>>

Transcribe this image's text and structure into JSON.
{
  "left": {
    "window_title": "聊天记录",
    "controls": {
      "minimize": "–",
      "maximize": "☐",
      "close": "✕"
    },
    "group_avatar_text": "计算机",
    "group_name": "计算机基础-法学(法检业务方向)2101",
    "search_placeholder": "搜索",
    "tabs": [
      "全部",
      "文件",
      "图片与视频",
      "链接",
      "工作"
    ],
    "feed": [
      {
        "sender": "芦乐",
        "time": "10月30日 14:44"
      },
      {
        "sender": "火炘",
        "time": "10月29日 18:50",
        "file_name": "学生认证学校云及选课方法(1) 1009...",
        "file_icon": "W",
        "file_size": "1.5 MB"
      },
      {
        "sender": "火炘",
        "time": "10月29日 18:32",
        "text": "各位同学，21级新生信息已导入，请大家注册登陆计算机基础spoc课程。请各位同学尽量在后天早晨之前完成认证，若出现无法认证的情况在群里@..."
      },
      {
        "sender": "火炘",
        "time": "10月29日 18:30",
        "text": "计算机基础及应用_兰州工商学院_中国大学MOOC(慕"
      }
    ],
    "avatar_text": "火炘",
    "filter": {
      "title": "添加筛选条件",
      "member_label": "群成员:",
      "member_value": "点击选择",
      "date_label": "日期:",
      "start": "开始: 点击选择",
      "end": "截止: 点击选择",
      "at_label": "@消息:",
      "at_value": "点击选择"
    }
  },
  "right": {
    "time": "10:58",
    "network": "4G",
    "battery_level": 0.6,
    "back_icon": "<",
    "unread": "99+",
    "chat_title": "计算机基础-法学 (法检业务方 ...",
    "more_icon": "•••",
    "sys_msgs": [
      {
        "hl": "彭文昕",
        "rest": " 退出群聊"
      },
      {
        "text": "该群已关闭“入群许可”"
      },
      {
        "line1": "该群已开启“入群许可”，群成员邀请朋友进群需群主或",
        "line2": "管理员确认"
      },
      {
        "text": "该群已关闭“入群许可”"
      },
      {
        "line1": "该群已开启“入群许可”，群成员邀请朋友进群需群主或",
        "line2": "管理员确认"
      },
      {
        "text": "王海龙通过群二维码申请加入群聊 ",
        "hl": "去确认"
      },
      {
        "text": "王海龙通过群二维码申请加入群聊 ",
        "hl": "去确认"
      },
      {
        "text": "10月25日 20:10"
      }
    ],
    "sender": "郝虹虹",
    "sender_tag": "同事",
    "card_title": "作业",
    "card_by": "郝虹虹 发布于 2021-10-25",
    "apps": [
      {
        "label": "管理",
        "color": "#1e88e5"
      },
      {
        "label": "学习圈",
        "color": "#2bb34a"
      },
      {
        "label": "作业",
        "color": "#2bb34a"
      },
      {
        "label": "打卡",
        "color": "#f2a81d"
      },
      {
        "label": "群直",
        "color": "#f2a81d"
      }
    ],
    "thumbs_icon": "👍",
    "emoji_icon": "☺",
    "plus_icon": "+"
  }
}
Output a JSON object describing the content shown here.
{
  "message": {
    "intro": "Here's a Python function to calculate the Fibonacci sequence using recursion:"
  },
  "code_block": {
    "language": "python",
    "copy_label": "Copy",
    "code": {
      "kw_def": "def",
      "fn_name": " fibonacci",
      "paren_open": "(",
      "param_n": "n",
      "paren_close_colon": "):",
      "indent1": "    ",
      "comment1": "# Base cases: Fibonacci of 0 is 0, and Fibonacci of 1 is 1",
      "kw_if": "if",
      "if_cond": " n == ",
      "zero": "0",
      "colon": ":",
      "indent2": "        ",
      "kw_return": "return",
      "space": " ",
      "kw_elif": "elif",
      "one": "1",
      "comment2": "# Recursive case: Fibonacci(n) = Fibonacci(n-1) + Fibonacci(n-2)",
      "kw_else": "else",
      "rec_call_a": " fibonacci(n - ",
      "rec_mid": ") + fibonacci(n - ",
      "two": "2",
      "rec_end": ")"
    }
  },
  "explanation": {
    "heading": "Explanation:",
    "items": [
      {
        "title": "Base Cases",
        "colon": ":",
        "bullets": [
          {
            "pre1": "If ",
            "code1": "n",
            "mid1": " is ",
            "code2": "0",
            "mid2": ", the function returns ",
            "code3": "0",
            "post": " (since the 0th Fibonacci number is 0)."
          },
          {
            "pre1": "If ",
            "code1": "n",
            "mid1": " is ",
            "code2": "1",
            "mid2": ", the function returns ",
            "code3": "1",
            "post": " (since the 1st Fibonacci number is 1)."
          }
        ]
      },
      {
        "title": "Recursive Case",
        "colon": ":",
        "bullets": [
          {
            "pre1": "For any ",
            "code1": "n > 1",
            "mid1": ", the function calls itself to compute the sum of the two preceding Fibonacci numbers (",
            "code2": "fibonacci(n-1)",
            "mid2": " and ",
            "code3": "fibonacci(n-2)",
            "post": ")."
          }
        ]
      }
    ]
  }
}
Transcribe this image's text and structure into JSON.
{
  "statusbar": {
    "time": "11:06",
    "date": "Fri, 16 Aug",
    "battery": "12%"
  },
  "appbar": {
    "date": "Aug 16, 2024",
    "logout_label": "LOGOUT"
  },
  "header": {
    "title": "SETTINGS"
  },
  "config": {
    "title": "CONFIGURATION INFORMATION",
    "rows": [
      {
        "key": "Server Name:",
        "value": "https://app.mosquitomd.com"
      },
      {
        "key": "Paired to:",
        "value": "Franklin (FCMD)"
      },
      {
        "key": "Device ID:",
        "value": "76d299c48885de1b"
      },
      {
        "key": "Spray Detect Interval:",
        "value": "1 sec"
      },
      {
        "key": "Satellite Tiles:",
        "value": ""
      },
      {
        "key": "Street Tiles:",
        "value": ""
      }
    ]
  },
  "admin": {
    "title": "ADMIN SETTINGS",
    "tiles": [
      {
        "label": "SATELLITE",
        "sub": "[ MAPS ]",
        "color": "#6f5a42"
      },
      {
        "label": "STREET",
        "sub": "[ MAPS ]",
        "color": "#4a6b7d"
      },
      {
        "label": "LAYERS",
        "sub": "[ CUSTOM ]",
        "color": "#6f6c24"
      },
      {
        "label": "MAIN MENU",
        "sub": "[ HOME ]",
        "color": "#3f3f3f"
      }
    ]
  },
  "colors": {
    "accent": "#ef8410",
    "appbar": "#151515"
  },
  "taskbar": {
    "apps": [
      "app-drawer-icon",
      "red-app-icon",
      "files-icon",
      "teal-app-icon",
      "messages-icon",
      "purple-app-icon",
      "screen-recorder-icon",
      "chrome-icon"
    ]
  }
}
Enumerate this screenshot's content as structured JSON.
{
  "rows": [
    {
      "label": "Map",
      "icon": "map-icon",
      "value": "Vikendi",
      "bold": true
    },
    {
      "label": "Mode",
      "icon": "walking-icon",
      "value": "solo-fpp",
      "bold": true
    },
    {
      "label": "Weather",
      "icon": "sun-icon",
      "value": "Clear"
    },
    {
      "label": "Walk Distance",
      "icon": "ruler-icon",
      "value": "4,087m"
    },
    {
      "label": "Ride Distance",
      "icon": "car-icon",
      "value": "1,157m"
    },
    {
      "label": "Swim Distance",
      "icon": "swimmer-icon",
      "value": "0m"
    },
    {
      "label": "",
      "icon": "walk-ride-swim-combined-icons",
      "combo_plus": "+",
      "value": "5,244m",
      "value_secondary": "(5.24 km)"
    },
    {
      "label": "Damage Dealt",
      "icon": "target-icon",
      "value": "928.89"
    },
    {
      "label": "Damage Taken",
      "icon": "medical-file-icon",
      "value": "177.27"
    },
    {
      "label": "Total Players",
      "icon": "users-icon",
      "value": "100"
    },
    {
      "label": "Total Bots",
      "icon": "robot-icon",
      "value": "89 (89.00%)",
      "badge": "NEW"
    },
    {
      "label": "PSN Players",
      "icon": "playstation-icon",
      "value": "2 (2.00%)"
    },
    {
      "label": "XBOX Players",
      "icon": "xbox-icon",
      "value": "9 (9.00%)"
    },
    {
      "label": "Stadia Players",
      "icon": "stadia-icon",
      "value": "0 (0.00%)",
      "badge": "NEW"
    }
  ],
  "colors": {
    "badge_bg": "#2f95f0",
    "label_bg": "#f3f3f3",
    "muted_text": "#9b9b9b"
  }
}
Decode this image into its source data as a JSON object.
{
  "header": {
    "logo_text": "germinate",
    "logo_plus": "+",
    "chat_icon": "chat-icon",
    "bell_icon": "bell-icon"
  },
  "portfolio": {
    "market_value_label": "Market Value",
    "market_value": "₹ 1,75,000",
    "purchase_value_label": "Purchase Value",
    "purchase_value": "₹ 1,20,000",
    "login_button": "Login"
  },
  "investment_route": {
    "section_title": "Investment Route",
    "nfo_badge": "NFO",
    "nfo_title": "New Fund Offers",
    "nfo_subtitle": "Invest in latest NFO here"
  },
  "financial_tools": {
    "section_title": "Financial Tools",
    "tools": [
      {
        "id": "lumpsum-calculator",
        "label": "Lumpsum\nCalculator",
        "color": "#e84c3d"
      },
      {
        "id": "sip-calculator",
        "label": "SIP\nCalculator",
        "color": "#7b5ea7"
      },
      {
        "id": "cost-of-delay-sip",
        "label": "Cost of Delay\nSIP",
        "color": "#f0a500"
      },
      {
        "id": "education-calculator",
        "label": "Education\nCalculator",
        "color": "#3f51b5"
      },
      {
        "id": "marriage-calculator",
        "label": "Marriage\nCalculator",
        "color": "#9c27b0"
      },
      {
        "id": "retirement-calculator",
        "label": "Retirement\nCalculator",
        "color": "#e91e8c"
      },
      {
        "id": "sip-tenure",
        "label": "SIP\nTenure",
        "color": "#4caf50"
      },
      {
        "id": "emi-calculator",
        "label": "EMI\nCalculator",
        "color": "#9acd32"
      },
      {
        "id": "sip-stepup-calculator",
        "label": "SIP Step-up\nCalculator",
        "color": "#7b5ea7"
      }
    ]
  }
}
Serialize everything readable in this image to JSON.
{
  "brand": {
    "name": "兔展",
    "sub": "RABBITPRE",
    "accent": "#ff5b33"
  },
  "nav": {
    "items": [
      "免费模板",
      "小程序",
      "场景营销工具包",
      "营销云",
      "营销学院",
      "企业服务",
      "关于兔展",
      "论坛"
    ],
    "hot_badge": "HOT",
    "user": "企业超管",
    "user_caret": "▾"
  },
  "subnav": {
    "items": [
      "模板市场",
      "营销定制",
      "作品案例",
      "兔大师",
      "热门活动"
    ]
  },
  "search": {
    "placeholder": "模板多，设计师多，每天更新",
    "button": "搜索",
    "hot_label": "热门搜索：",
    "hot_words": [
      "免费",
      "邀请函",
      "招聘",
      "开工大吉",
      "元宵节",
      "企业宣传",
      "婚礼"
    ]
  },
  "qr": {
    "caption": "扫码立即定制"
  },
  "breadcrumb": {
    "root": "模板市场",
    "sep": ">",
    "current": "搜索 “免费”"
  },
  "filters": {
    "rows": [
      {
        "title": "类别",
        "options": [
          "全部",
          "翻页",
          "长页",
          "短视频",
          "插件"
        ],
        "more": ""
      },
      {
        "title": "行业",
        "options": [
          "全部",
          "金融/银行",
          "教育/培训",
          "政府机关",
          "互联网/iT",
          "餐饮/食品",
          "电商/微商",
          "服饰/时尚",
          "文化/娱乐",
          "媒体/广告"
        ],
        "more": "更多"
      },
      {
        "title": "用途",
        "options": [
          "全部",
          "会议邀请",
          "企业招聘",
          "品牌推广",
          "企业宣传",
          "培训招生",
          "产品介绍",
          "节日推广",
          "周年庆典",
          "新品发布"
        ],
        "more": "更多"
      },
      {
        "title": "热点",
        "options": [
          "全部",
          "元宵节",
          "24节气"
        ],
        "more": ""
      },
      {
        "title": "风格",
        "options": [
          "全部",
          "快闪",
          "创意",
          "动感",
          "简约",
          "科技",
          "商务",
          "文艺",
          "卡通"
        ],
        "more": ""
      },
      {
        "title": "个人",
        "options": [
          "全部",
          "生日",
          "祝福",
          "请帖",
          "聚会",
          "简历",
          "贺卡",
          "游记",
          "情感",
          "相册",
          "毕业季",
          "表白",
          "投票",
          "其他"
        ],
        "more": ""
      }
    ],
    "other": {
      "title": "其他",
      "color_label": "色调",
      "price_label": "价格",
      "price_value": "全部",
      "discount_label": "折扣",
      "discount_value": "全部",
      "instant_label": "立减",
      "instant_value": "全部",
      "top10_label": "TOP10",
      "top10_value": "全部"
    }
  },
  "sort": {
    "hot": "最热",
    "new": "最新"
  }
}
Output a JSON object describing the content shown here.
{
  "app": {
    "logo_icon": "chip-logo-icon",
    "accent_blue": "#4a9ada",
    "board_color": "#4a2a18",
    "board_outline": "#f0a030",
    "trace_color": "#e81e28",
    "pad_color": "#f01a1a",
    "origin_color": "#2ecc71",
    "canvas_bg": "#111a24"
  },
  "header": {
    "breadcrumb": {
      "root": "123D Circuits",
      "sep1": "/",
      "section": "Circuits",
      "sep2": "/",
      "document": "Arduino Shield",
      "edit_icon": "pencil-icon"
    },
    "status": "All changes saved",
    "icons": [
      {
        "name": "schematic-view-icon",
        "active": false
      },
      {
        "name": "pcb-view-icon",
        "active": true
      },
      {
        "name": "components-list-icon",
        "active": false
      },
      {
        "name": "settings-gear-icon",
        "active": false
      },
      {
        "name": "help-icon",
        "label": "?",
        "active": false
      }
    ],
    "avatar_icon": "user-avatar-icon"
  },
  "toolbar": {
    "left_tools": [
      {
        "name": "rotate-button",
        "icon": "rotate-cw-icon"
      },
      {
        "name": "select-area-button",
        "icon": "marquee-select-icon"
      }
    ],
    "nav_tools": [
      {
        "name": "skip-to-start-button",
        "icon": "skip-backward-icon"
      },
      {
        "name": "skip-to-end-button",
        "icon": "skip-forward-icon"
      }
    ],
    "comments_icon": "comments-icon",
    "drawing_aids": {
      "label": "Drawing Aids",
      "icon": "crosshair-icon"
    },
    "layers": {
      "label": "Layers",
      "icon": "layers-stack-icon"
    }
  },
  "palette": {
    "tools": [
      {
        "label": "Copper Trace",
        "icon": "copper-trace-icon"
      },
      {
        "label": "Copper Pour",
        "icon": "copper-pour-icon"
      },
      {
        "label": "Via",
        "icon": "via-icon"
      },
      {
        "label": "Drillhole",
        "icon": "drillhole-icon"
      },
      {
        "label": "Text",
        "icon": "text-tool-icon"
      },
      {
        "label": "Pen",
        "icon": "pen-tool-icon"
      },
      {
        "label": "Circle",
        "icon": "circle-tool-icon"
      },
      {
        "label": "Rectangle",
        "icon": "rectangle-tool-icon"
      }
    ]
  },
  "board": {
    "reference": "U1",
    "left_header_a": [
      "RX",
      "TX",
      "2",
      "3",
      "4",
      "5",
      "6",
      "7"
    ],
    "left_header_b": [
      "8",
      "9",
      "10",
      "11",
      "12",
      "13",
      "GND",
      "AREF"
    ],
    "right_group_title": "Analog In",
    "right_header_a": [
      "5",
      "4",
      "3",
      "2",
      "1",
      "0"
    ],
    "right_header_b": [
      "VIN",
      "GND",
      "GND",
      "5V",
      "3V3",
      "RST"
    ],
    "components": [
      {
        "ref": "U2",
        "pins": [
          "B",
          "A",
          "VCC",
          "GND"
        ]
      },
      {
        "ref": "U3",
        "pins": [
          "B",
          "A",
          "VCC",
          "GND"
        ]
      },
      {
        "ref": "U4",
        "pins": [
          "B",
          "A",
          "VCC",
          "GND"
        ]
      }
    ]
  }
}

<<

Stated goal:
Establish how many lines of the records contain the string "Circuits" and state that number without elaboration.

Exercise solution:
2